Workflow: Adding a Custom Indexer¶

For more complex data sources that require continuous processing (not just periodic fetching), build a standalone indexer service.

Design Principles¶

Idempotent -- The indexer can safely re-process data ranges without creating duplicates
Resumable -- Track processing state so the indexer can restart from where it left off
Configurable range -- Accept start/end parameters for backfilling
Direct ClickHouse writes -- Use batch inserts for efficiency

Example: Indexer Structure¶

my-indexer/
├── Dockerfile
├── docker-compose.yml
├── src/
│   ├── main.py           # Entry point
│   ├── fetcher.py         # Data fetching logic
│   ├── transformer.py     # Data transformation
│   ├── writer.py          # ClickHouse batch writer
│   └── state.py           # Processing state tracker
├── sql/
│   └── create_table.sql   # ClickHouse table definition
└── requirements.txt

ClickHouse Table Creation¶

CREATE TABLE IF NOT EXISTS crawlers_data.my_indexer_data
(
    timestamp DateTime,
    block_number UInt64,
    metric_name LowCardinality(String),
    value Float64,
    metadata String
)
ENGINE = ReplacingMergeTree()
ORDER BY (timestamp, block_number, metric_name)
PARTITION BY toStartOfMonth(timestamp)
TTL timestamp + INTERVAL 2 YEAR

Key decisions:

Decision	Recommendation
Engine	`ReplacingMergeTree()` for deduplication safety
ORDER BY	Choose columns that naturally form a unique key
PARTITION BY	`toStartOfMonth()` for monthly partitions
TTL	Optional; set if data has a retention policy
LowCardinality	Use for string columns with few distinct values (enums, categories)

▸ **Provided data**:
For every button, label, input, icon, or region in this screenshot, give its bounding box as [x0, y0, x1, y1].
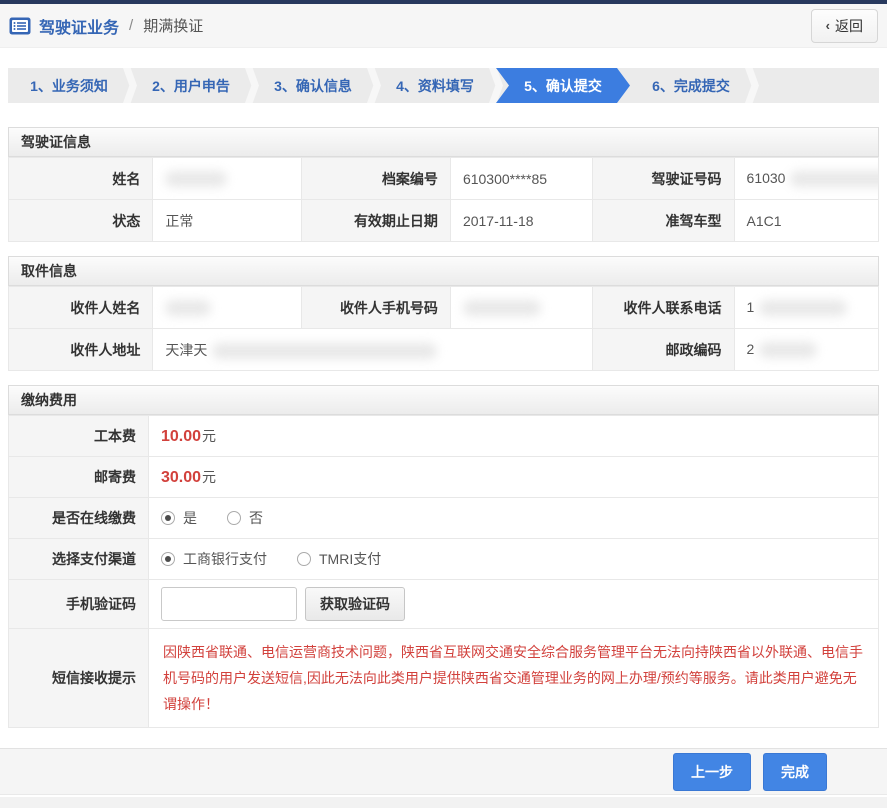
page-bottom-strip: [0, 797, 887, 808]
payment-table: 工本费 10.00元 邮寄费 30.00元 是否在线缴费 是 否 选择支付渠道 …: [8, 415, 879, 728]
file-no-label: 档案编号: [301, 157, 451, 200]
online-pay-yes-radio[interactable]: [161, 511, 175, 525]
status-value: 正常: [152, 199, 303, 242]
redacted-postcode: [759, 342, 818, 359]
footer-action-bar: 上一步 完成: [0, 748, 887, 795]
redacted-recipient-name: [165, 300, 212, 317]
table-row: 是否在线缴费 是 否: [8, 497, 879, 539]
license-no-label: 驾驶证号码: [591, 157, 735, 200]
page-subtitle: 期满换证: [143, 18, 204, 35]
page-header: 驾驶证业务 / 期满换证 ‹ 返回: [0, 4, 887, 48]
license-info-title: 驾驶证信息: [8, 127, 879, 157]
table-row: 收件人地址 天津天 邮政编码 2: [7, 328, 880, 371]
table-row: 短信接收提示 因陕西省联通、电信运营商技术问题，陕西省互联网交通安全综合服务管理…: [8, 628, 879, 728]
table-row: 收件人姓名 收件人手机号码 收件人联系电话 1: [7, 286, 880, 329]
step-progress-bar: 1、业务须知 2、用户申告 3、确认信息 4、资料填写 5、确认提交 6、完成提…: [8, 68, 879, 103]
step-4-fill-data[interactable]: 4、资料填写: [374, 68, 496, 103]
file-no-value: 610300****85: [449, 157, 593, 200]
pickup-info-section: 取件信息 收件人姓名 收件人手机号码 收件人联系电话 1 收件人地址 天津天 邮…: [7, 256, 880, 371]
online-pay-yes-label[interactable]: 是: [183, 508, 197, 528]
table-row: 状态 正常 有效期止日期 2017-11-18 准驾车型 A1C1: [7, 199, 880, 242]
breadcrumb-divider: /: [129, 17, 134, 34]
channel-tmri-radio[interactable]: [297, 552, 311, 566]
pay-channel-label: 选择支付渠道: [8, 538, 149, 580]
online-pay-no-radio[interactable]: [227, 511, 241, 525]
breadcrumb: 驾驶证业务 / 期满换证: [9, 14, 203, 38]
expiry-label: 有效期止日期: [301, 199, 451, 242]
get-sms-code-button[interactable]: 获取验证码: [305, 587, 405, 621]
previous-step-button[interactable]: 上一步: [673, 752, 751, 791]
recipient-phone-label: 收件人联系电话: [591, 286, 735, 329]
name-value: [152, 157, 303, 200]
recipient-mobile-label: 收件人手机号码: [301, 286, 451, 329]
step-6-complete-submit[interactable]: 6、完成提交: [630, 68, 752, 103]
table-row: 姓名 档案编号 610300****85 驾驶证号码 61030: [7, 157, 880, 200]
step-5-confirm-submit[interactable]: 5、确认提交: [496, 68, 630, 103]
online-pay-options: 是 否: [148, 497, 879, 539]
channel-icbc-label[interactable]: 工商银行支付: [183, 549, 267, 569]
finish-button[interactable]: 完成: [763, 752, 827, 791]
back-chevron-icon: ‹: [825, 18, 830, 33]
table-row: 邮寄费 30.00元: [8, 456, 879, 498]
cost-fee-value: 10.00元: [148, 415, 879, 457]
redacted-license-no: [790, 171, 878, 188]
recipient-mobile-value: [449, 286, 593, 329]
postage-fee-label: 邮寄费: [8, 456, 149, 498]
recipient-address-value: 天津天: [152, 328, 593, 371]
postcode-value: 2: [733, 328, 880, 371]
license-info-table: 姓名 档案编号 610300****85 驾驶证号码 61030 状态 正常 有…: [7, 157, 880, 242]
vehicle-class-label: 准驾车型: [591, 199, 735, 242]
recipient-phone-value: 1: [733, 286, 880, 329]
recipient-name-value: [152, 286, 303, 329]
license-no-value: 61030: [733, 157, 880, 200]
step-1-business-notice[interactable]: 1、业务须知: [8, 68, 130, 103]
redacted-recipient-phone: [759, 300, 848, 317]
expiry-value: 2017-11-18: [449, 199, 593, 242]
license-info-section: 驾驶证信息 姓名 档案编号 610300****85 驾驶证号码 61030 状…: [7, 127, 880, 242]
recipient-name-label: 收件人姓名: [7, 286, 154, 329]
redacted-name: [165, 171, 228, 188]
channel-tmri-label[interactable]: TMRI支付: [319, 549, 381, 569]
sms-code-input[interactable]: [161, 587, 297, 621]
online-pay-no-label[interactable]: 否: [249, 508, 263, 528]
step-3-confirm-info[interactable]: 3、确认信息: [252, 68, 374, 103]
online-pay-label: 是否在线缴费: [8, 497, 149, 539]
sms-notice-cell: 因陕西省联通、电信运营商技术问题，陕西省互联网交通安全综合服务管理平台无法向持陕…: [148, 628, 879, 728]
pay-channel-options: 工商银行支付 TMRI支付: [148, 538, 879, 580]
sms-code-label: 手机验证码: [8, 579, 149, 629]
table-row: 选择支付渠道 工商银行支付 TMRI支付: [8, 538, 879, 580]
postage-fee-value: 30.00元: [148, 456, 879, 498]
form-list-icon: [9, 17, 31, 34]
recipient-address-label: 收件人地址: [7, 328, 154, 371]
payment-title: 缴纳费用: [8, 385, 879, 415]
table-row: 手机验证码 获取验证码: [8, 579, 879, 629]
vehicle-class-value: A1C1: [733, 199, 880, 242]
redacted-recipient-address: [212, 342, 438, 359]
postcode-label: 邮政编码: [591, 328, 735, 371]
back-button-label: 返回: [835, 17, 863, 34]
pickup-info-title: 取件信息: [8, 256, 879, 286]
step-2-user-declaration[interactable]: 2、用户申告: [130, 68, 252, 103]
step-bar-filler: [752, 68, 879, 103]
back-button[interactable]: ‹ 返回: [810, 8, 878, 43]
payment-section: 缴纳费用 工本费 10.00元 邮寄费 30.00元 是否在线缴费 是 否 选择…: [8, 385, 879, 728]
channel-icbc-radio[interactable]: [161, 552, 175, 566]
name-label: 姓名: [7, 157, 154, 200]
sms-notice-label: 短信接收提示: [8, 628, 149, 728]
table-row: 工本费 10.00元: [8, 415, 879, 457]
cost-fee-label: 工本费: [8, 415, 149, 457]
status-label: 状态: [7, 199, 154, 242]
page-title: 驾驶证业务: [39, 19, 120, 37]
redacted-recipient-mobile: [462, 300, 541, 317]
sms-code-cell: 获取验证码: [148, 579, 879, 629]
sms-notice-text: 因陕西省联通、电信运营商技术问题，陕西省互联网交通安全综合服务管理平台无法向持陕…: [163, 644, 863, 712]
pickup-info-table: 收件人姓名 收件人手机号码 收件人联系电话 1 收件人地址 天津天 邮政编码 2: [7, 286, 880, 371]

---

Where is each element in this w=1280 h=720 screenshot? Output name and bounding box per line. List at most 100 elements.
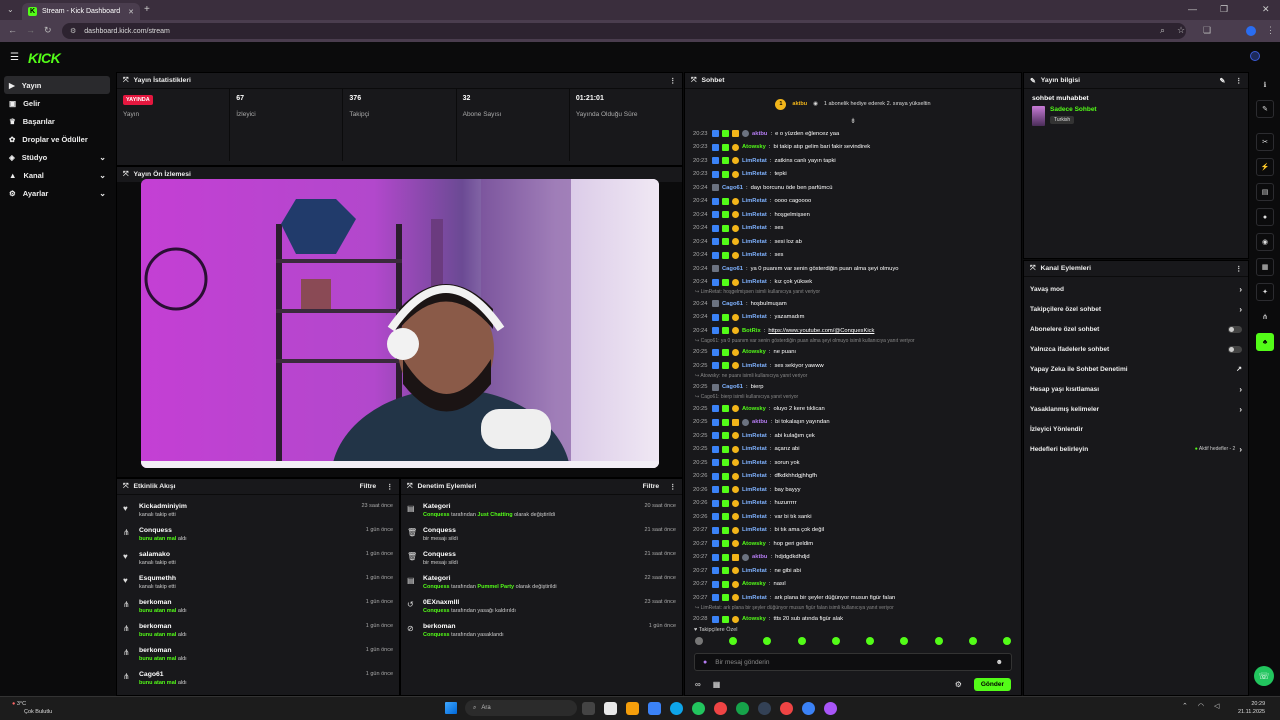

▸ **What to produce**:
Reproduce the custom indexer text word for word, taking everything from "ClickHouse Table Creation¶" down to "PARTITION BY toStartOfMonth(timestamp)". The entries are independent material with no connection to the custom indexer text.

▸ **Answer**:
ClickHouse Table Creation¶

CREATE TABLE IF NOT EXISTS crawlers_data.my_indexer_data
(
    timestamp DateTime,
    block_number UInt64,
    metric_name LowCardinality(String),
    value Float64,
    metadata String
)
ENGINE = ReplacingMergeTree()
ORDER BY (timestamp, block_number, metric_name)
PARTITION BY toStartOfMonth(timestamp)